• _What is expected_:
Copy each line that has the string "cujusdam" somewhere in it.

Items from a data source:
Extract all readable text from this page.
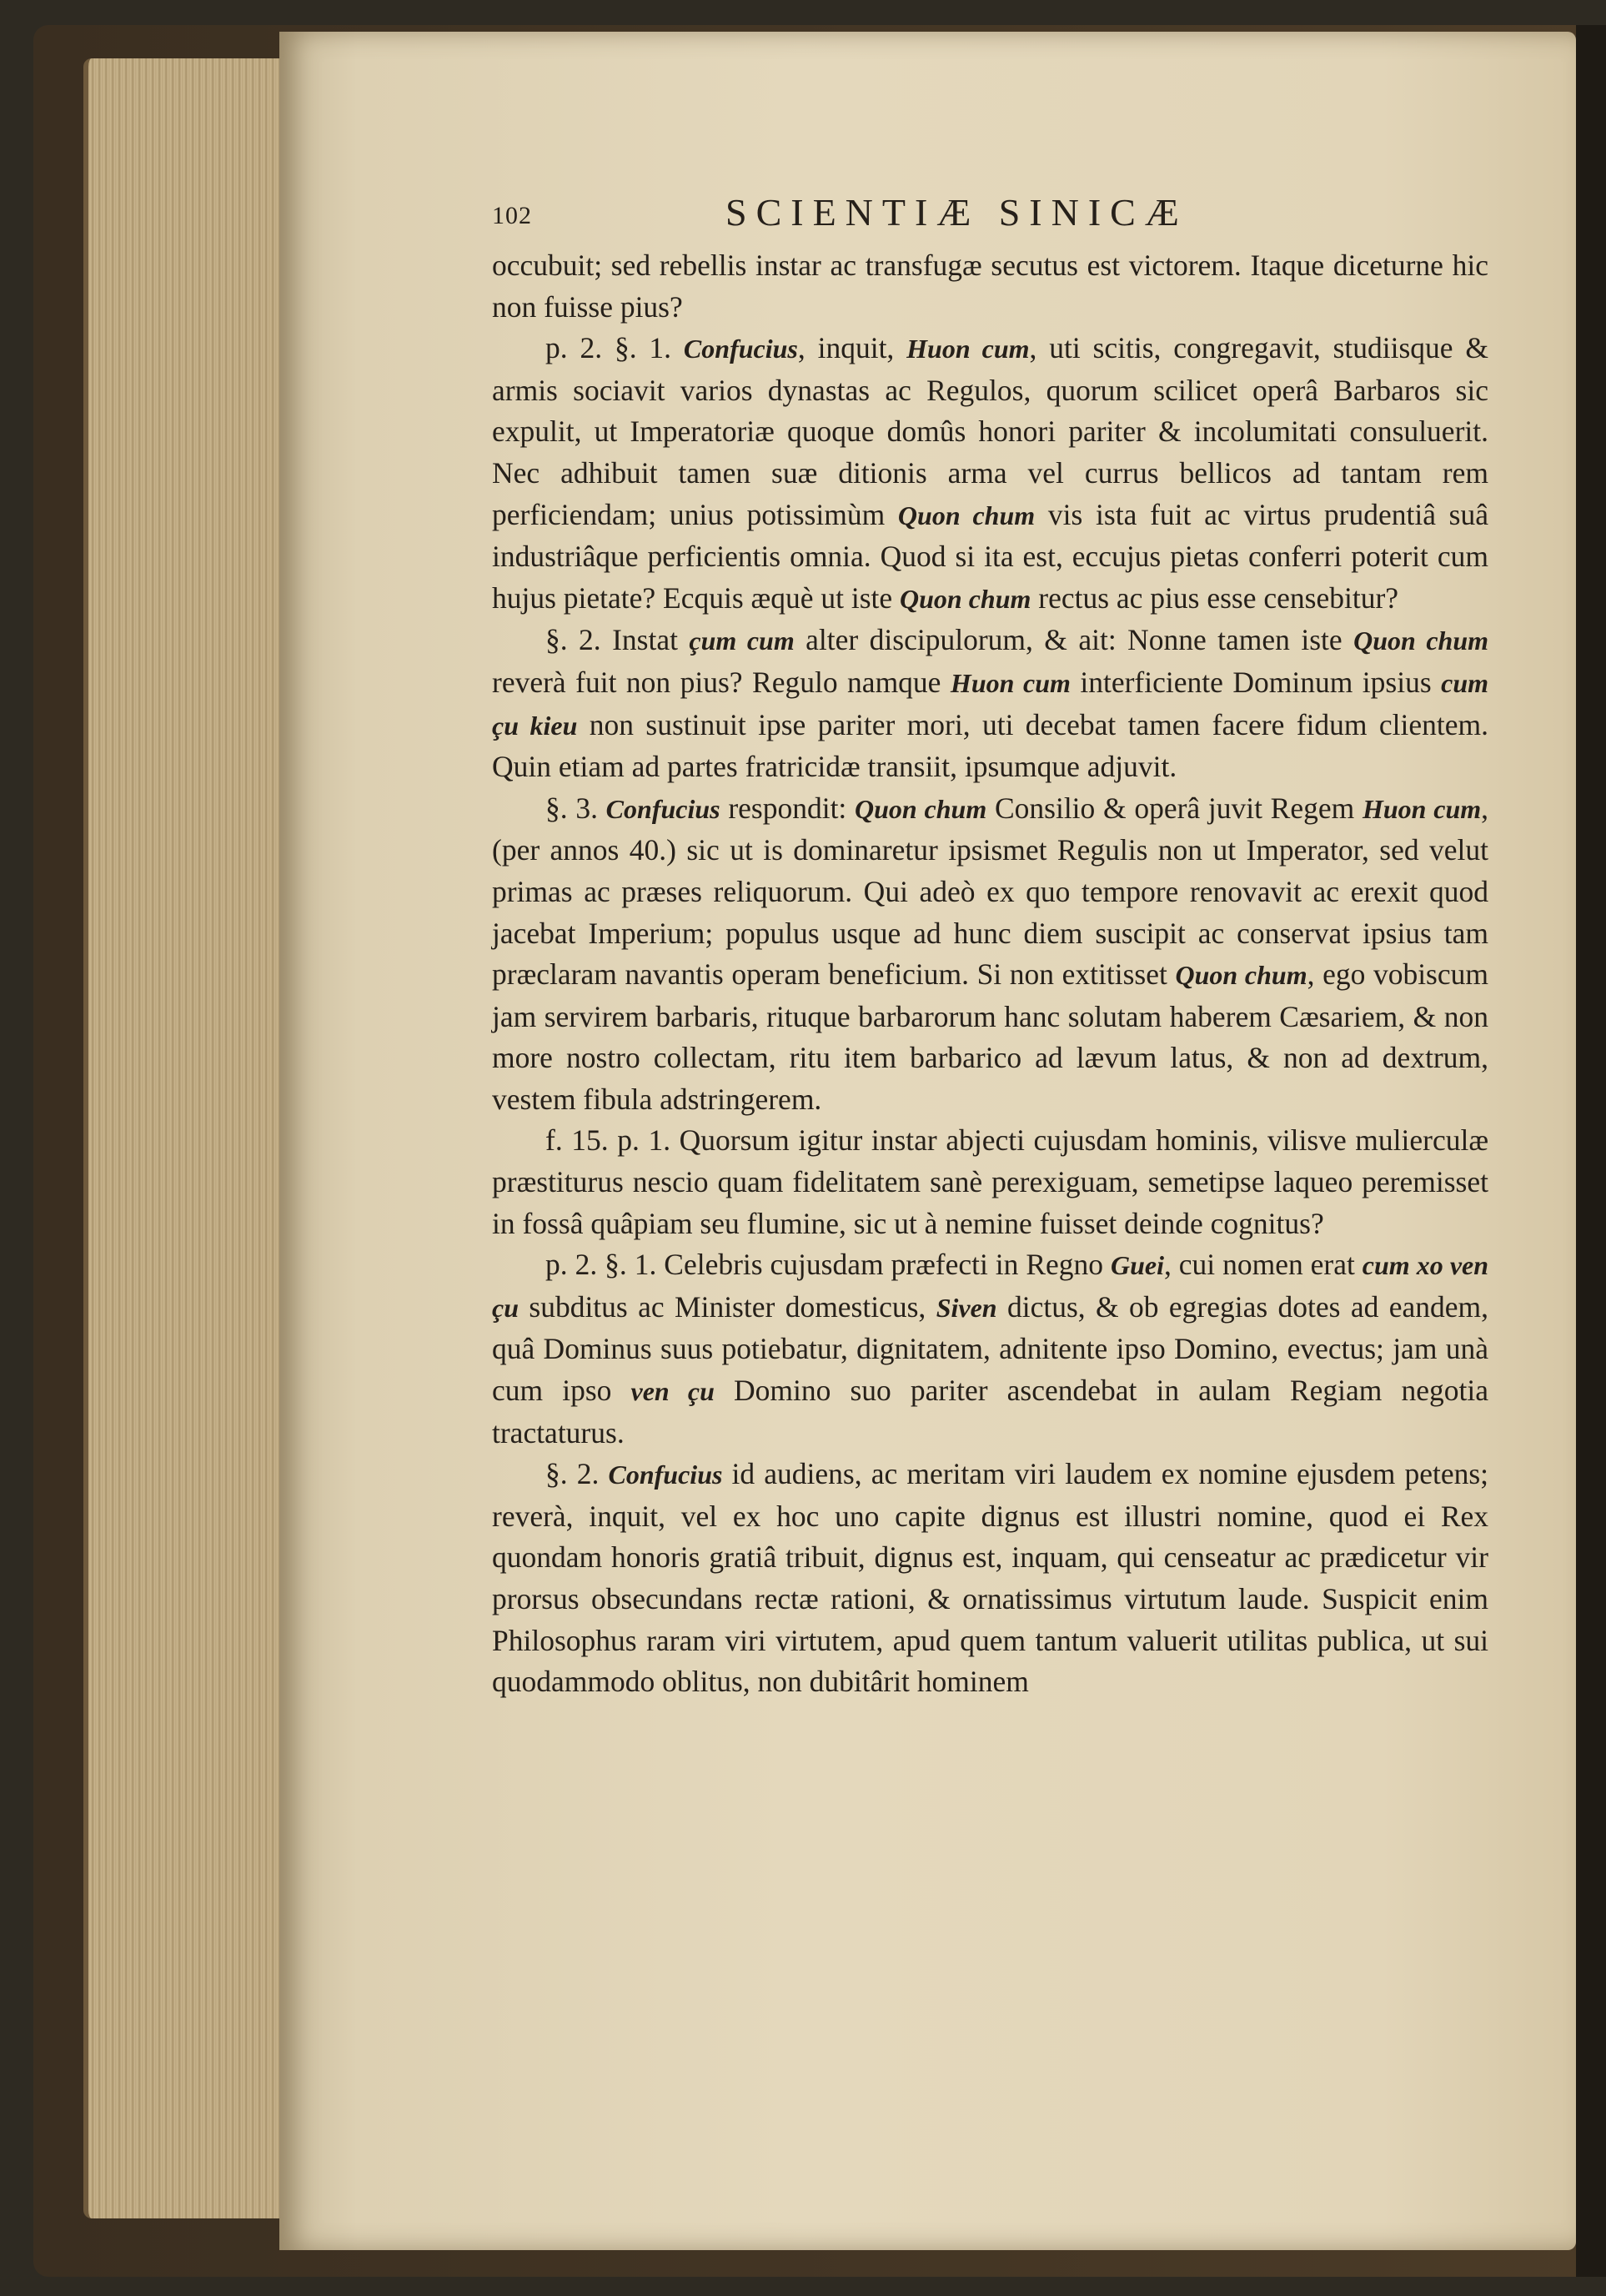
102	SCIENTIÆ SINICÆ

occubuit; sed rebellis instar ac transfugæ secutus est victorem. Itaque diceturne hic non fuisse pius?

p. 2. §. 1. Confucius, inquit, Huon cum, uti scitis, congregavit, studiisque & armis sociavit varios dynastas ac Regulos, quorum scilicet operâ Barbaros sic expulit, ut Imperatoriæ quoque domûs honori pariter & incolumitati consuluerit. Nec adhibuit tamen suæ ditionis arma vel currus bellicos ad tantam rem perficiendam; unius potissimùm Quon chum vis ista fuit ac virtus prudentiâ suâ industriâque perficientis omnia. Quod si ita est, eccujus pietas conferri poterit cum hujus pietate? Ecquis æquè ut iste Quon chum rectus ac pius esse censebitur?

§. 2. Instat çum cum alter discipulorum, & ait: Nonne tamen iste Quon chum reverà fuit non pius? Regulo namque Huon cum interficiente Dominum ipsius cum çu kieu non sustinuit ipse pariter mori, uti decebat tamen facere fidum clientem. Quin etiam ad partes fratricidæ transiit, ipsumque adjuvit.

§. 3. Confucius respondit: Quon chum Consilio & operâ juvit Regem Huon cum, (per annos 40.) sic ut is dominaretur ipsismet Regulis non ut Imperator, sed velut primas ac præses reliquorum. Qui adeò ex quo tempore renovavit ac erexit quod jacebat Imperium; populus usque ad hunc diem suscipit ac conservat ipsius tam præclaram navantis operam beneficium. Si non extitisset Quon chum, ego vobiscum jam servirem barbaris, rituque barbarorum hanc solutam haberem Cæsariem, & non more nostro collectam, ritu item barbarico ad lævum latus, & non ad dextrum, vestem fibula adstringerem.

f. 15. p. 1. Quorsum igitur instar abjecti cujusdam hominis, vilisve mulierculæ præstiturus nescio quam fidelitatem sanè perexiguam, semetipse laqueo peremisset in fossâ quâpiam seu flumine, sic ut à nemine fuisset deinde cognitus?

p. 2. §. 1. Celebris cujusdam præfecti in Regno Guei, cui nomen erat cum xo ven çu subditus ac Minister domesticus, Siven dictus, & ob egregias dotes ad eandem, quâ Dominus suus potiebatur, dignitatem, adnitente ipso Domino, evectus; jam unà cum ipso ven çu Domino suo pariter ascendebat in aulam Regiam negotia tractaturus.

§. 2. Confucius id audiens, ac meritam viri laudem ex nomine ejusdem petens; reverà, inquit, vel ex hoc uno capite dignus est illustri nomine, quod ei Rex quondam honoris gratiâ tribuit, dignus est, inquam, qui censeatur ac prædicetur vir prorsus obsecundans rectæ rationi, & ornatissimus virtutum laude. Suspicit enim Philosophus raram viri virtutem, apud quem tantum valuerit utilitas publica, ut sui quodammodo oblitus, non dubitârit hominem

• _Finished exercise_:
f. 15. p. 1. Quorsum igitur instar abjecti cujusdam hominis, vilisve mulierculæ præstiturus nescio quam fidelitatem sanè perexiguam, semetipse laqueo peremisset in fossâ quâpiam seu flumine, sic ut à nemine fuisset deinde cognitus?
p. 2. §. 1. Celebris cujusdam præfecti in Regno Guei, cui nomen erat cum xo ven çu subditus ac Minister domesticus, Siven dictus, & ob egregias dotes ad eandem, quâ Dominus suus potiebatur, dignitatem, adnitente ipso Domino, evectus; jam unà cum ipso ven çu Domino suo pariter ascendebat in aulam Regiam negotia tractaturus.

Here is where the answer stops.